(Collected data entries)
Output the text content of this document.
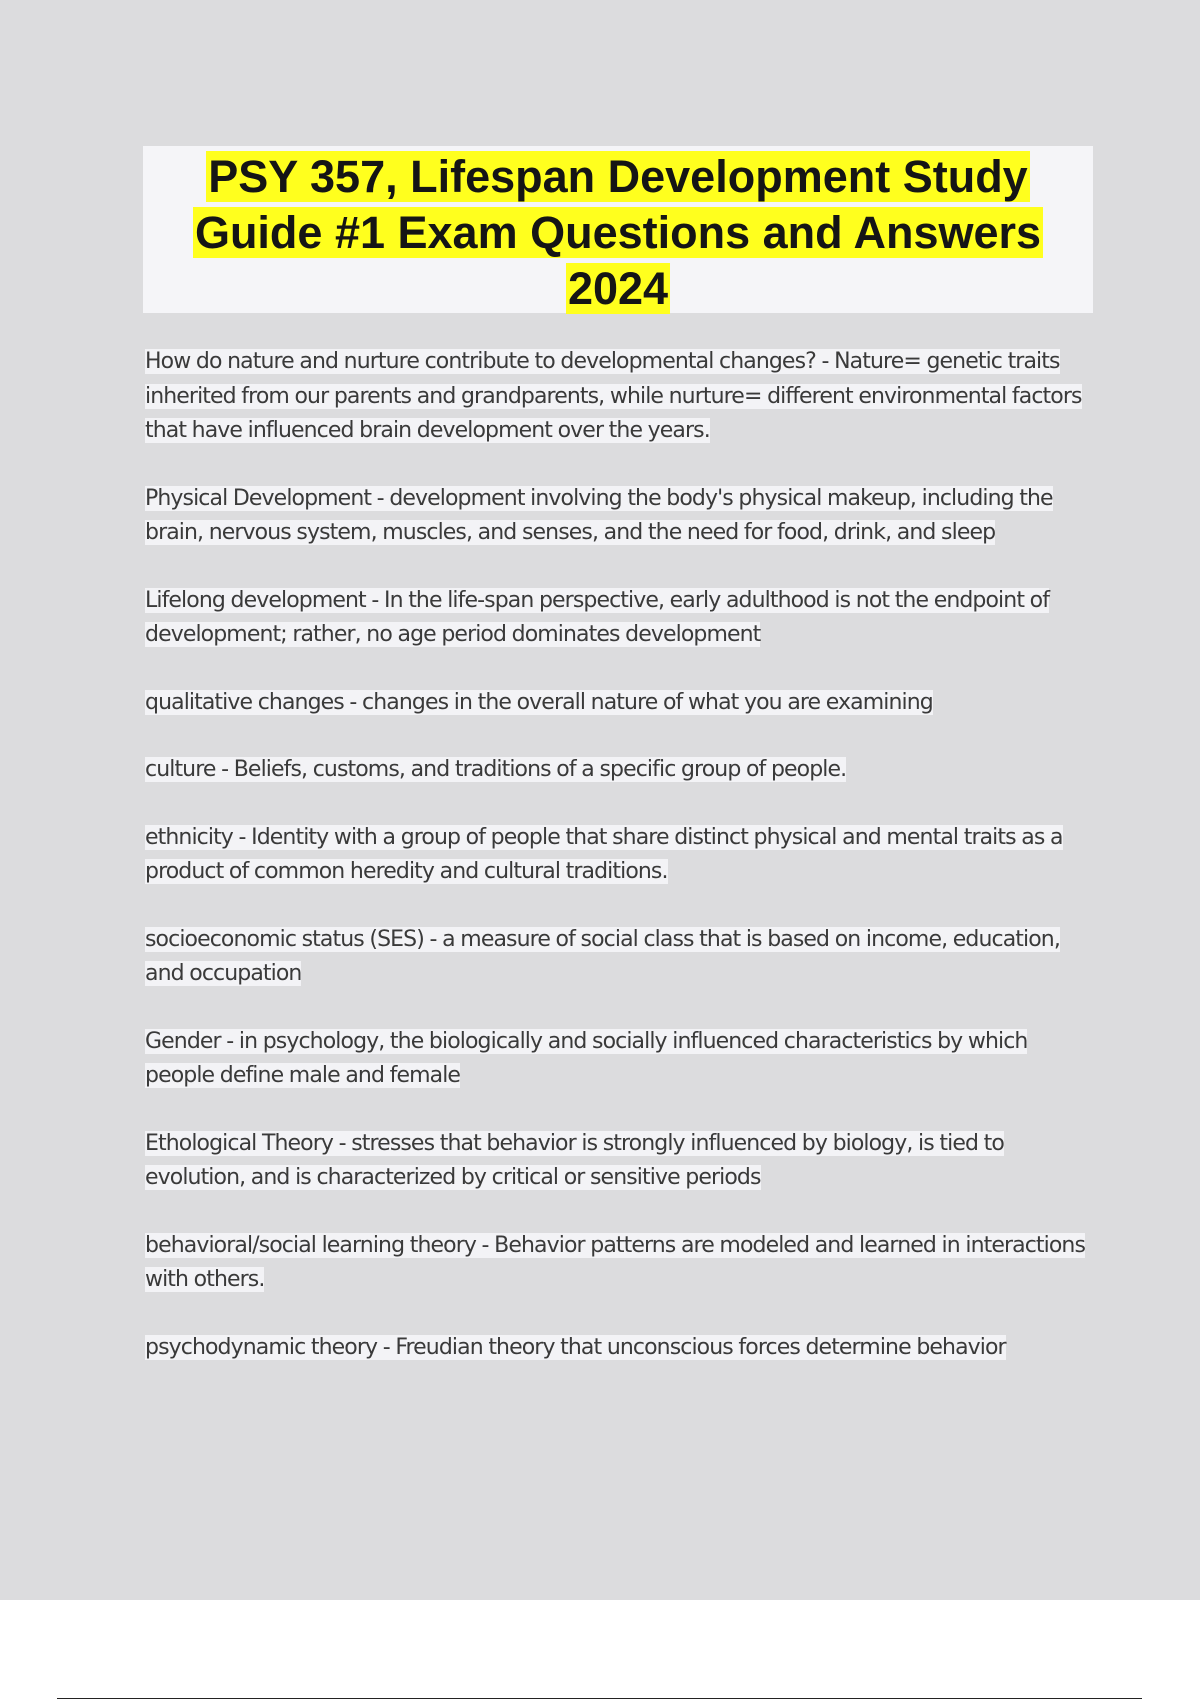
PSY 357, Lifespan Development Study
Guide #1 Exam Questions and Answers
2024

How do nature and nurture contribute to developmental changes? - Nature= genetic traits inherited from our parents and grandparents, while nurture= different environmental factors that have influenced brain development over the years.

Physical Development - development involving the body's physical makeup, including the brain, nervous system, muscles, and senses, and the need for food, drink, and sleep

Lifelong development - In the life-span perspective, early adulthood is not the endpoint of development; rather, no age period dominates development

qualitative changes - changes in the overall nature of what you are examining

culture - Beliefs, customs, and traditions of a specific group of people.

ethnicity - Identity with a group of people that share distinct physical and mental traits as a product of common heredity and cultural traditions.

socioeconomic status (SES) - a measure of social class that is based on income, education, and occupation

Gender - in psychology, the biologically and socially influenced characteristics by which people define male and female

Ethological Theory - stresses that behavior is strongly influenced by biology, is tied to evolution, and is characterized by critical or sensitive periods

behavioral/social learning theory - Behavior patterns are modeled and learned in interactions with others.

psychodynamic theory - Freudian theory that unconscious forces determine behavior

> [What is needed]: List every line above containing the word "traditions".

> [Finished answer]:
culture - Beliefs, customs, and traditions of a specific group of people.
ethnicity - Identity with a group of people that share distinct physical and mental traits as a product of common heredity and cultural traditions.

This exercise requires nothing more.